Dataset items
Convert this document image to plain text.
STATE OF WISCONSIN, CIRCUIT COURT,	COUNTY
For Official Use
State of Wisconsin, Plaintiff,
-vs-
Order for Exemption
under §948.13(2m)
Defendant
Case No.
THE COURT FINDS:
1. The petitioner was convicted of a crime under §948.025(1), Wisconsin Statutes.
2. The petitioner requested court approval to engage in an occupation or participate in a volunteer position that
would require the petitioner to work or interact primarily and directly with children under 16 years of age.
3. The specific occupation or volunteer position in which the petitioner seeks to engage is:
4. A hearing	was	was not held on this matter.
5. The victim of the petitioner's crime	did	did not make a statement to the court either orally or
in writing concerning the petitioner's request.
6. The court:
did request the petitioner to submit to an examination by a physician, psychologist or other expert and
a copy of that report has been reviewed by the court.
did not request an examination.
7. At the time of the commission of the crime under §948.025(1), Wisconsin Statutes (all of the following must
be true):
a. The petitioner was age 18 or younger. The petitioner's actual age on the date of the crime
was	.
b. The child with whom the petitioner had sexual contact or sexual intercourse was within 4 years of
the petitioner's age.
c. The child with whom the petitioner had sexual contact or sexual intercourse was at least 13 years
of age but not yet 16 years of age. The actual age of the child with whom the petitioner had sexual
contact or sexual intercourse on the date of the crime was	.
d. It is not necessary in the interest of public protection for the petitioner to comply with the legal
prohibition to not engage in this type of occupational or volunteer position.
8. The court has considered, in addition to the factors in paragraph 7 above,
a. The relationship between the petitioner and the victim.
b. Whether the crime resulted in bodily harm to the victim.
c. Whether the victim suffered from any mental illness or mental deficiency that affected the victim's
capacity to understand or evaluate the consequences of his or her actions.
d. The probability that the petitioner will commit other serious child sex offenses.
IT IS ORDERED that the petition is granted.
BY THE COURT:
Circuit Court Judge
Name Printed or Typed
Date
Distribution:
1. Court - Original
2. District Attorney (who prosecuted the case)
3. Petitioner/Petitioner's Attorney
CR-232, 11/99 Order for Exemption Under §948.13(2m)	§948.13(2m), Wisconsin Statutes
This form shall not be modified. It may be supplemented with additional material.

### Task
Sift through the entries and copy every line with "sexual".

### Output for this task
b. The child with whom the petitioner had sexual contact or sexual intercourse was within 4 years of
c. The child with whom the petitioner had sexual contact or sexual intercourse was at least 13 years
of age but not yet 16 years of age. The actual age of the child with whom the petitioner had sexual
contact or sexual intercourse on the date of the crime was	.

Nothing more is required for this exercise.